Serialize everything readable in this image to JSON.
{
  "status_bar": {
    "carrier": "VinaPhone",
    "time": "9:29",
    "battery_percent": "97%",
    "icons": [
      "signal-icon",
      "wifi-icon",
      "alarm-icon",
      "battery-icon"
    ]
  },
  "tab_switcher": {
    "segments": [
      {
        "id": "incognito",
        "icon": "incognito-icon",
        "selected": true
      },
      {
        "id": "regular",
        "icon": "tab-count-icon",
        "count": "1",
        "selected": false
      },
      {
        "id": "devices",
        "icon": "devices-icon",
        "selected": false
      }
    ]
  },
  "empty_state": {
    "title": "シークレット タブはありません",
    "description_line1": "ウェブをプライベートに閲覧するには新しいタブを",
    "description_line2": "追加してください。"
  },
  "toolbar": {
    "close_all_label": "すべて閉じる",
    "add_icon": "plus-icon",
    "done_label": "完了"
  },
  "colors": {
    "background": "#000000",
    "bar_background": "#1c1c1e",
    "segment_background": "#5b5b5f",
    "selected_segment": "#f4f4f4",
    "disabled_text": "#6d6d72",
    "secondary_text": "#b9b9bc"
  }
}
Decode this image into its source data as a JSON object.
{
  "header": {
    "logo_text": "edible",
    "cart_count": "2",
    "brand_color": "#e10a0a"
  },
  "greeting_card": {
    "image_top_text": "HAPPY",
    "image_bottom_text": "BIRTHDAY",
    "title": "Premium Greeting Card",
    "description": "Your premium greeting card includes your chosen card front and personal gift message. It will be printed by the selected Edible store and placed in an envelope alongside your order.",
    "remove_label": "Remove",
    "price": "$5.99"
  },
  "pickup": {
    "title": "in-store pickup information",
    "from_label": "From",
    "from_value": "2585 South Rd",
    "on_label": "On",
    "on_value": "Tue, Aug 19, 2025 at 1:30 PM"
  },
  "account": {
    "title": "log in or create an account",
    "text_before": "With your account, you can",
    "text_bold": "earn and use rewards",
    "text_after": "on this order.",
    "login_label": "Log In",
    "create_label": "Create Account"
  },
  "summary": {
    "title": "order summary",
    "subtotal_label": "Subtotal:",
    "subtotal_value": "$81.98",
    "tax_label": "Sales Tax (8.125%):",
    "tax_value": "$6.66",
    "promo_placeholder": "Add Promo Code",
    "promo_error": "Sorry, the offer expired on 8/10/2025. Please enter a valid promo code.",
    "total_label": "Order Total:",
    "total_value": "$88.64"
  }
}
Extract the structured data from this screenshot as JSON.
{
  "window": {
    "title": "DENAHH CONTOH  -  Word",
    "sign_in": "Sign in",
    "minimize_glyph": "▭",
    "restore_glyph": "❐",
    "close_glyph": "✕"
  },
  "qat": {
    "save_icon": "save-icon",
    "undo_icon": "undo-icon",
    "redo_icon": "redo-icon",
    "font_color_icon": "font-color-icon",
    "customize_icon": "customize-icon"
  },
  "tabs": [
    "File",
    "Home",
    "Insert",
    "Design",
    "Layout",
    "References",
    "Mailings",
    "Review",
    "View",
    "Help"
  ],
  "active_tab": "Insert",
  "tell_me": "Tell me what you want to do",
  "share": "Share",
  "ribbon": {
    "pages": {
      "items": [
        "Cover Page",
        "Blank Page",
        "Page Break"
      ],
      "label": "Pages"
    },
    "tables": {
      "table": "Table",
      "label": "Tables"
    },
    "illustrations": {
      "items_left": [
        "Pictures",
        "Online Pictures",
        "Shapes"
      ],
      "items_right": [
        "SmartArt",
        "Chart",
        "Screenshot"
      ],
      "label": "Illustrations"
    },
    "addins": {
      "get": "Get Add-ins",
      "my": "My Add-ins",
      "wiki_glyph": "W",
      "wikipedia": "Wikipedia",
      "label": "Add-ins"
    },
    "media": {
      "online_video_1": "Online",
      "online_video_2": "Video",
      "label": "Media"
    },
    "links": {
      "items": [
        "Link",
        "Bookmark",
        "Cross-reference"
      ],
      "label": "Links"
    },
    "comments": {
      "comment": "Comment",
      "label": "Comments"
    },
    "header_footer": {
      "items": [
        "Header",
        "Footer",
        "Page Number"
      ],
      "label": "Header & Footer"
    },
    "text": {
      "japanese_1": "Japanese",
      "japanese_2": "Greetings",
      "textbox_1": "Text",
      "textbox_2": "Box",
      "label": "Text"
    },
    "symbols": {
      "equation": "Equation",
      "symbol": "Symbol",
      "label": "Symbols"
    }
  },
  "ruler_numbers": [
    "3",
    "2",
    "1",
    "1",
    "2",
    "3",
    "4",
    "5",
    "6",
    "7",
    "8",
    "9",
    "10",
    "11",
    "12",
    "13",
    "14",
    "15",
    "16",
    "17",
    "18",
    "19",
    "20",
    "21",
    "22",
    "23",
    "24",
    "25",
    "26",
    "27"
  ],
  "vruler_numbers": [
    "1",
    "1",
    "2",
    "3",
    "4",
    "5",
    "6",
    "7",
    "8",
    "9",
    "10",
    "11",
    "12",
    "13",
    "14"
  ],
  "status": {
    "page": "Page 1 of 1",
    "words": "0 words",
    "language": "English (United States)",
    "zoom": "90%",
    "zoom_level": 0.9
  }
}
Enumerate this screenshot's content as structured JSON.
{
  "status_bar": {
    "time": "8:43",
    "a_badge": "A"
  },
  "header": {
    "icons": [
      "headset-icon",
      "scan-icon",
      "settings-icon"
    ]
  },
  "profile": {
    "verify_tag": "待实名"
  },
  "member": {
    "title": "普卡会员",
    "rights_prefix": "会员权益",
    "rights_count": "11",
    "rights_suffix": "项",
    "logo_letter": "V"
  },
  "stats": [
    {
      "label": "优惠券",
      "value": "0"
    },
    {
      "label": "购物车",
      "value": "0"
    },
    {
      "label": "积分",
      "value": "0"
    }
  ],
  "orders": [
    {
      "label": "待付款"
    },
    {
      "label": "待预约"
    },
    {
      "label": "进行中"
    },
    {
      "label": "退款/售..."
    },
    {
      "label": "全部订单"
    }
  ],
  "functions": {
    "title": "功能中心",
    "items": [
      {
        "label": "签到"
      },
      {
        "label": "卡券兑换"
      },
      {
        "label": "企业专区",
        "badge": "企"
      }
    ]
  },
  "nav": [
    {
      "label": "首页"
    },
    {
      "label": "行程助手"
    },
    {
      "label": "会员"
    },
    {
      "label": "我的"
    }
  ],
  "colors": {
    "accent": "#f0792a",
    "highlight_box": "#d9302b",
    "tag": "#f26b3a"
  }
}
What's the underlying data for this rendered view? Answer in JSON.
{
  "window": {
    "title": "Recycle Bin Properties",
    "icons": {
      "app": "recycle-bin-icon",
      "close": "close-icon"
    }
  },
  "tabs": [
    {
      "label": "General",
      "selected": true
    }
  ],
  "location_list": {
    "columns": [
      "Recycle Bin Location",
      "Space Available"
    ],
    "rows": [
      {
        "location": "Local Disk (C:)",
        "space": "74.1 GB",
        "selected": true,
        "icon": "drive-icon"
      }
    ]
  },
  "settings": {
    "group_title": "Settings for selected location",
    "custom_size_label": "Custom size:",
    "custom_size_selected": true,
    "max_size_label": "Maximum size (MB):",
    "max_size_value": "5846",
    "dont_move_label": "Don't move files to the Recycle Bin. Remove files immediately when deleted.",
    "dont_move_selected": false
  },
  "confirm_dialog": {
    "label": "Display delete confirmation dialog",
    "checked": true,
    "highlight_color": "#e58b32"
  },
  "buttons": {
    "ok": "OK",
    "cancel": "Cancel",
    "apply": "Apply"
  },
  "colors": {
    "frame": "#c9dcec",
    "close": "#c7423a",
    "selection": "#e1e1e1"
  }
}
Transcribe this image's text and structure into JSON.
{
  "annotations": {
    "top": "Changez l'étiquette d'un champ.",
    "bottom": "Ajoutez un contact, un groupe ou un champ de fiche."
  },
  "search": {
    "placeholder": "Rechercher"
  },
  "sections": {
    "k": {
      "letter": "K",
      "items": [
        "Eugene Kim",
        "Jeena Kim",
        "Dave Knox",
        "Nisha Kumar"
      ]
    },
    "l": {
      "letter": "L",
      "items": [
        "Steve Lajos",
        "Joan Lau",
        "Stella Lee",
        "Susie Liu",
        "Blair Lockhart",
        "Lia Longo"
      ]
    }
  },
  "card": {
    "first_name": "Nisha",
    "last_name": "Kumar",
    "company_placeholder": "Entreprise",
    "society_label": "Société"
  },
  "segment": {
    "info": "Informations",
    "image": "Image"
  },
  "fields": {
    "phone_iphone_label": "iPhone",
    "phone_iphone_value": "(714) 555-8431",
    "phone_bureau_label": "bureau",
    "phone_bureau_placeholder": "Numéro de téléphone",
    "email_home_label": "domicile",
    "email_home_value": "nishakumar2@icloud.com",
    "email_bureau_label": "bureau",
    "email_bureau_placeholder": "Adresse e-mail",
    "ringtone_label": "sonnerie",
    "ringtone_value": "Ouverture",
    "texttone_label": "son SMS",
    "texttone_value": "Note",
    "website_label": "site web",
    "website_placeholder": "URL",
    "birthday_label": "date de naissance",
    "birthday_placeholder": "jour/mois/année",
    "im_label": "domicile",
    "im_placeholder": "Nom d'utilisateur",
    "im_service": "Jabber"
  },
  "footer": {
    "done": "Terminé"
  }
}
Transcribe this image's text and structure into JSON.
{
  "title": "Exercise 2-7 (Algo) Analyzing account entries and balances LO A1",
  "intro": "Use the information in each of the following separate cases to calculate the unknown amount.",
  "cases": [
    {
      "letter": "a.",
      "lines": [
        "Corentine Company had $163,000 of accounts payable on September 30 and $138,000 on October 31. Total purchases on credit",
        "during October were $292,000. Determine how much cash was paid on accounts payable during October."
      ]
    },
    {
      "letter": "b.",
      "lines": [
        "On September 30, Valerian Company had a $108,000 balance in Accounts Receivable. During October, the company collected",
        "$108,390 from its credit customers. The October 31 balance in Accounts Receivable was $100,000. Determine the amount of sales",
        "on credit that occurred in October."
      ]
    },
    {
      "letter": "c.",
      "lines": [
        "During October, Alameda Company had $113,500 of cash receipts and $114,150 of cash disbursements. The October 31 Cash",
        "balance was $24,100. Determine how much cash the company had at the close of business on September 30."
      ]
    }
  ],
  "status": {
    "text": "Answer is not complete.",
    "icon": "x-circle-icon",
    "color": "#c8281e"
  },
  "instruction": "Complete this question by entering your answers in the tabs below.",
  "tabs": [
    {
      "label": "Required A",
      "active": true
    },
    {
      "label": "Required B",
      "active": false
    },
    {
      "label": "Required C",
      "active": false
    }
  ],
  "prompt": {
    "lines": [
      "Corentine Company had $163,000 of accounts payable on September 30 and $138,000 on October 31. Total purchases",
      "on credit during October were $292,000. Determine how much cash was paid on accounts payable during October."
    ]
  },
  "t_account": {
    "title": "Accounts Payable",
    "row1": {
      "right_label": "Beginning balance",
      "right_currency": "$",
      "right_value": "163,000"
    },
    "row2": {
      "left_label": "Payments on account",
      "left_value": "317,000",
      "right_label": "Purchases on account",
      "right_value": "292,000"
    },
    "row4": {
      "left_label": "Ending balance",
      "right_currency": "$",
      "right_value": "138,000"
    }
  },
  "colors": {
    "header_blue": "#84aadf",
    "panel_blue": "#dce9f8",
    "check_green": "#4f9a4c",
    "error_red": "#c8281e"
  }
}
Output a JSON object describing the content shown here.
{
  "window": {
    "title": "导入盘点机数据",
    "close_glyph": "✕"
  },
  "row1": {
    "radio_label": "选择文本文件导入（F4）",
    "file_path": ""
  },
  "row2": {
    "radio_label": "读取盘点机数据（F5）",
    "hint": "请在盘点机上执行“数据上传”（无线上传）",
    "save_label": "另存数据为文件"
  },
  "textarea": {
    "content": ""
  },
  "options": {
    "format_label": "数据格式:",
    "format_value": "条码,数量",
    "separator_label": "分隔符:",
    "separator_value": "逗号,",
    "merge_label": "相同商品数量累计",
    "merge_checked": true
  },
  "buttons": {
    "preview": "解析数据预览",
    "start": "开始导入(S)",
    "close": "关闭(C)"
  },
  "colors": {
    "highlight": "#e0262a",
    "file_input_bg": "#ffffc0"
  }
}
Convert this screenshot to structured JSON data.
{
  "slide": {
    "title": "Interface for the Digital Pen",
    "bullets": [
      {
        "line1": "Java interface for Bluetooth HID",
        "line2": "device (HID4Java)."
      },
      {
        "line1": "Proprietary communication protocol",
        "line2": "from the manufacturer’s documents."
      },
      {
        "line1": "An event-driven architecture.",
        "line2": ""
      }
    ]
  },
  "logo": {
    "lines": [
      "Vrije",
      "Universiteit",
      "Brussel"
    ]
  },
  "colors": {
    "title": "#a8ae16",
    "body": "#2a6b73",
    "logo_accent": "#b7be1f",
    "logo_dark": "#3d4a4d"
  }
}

::::

AIM: Extract, verbatim, the lines from the one containing "Convert this screenshot" through the last line of the listing above.

FULL SOLUTION:
Convert this screenshot to structured JSON data.
{
  "slide": {
    "title": "Interface for the Digital Pen",
    "bullets": [
      {
        "line1": "Java interface for Bluetooth HID",
        "line2": "device (HID4Java)."
      },
      {
        "line1": "Proprietary communication protocol",
        "line2": "from the manufacturer’s documents."
      },
      {
        "line1": "An event-driven architecture.",
        "line2": ""
      }
    ]
  },
  "logo": {
    "lines": [
      "Vrije",
      "Universiteit",
      "Brussel"
    ]
  },
  "colors": {
    "title": "#a8ae16",
    "body": "#2a6b73",
    "logo_accent": "#b7be1f",
    "logo_dark": "#3d4a4d"
  }
}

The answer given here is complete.